#### [Work to do]
Each entry below should be returned exactly as is, with the pictures removed.

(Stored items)
■ ■ ■ ■
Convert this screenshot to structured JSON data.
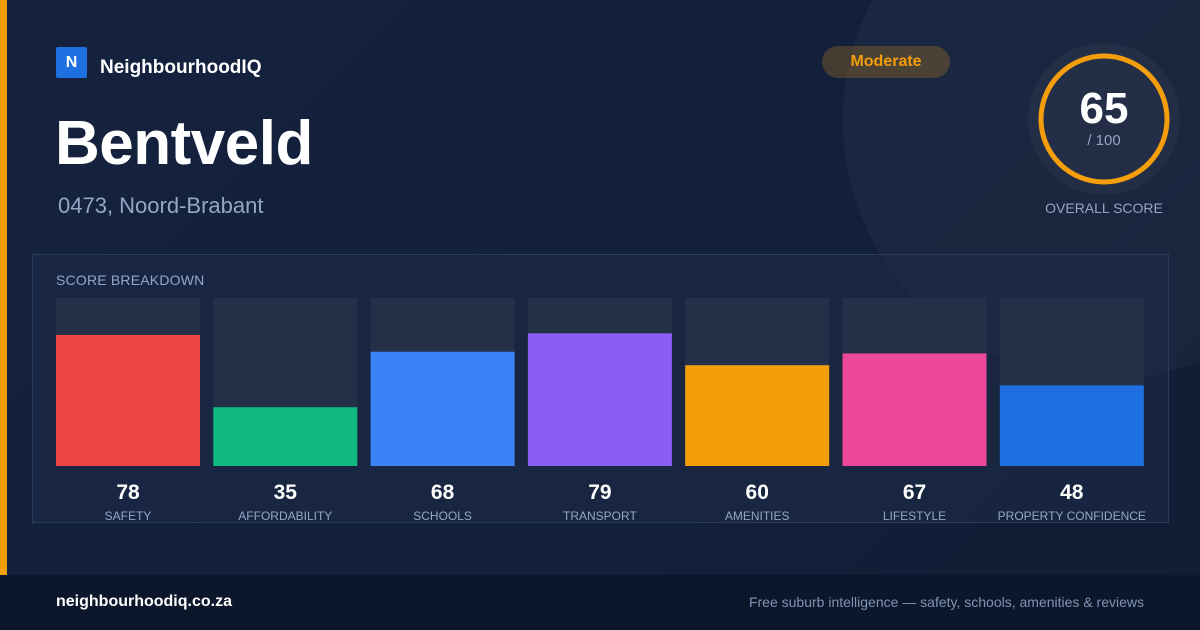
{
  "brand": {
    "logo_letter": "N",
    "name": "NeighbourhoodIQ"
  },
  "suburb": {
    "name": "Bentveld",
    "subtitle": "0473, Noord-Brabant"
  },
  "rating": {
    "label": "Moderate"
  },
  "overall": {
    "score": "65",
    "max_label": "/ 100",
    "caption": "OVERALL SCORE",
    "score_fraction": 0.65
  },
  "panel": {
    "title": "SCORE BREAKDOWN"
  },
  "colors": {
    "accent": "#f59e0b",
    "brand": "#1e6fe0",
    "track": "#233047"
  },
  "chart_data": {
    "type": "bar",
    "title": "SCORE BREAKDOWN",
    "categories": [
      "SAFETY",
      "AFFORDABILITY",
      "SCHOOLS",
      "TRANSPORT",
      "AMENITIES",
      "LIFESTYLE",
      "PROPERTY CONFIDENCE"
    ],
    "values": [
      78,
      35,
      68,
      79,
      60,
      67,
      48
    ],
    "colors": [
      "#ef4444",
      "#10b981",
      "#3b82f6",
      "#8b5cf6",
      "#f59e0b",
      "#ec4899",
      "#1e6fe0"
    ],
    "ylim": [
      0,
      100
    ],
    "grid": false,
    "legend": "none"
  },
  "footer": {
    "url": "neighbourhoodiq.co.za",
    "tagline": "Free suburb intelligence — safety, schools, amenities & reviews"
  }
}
■ ■ ■ ■
#### [Solution below]
Convert this screenshot to structured JSON data.
{
  "brand": {
    "logo_letter": "N",
    "name": "NeighbourhoodIQ"
  },
  "suburb": {
    "name": "Bentveld",
    "subtitle": "0473, Noord-Brabant"
  },
  "rating": {
    "label": "Moderate"
  },
  "overall": {
    "score": "65",
    "max_label": "/ 100",
    "caption": "OVERALL SCORE",
    "score_fraction": 0.65
  },
  "panel": {
    "title": "SCORE BREAKDOWN"
  },
  "colors": {
    "accent": "#f59e0b",
    "brand": "#1e6fe0",
    "track": "#233047"
  },
  "chart_data": {
    "type": "bar",
    "title": "SCORE BREAKDOWN",
    "categories": [
      "SAFETY",
      "AFFORDABILITY",
      "SCHOOLS",
      "TRANSPORT",
      "AMENITIES",
      "LIFESTYLE",
      "PROPERTY CONFIDENCE"
    ],
    "values": [
      78,
      35,
      68,
      79,
      60,
      67,
      48
    ],
    "colors": [
      "#ef4444",
      "#10b981",
      "#3b82f6",
      "#8b5cf6",
      "#f59e0b",
      "#ec4899",
      "#1e6fe0"
    ],
    "ylim": [
      0,
      100
    ],
    "grid": false,
    "legend": "none"
  },
  "footer": {
    "url": "neighbourhoodiq.co.za",
    "tagline": "Free suburb intelligence — safety, schools, amenities & reviews"
  }
}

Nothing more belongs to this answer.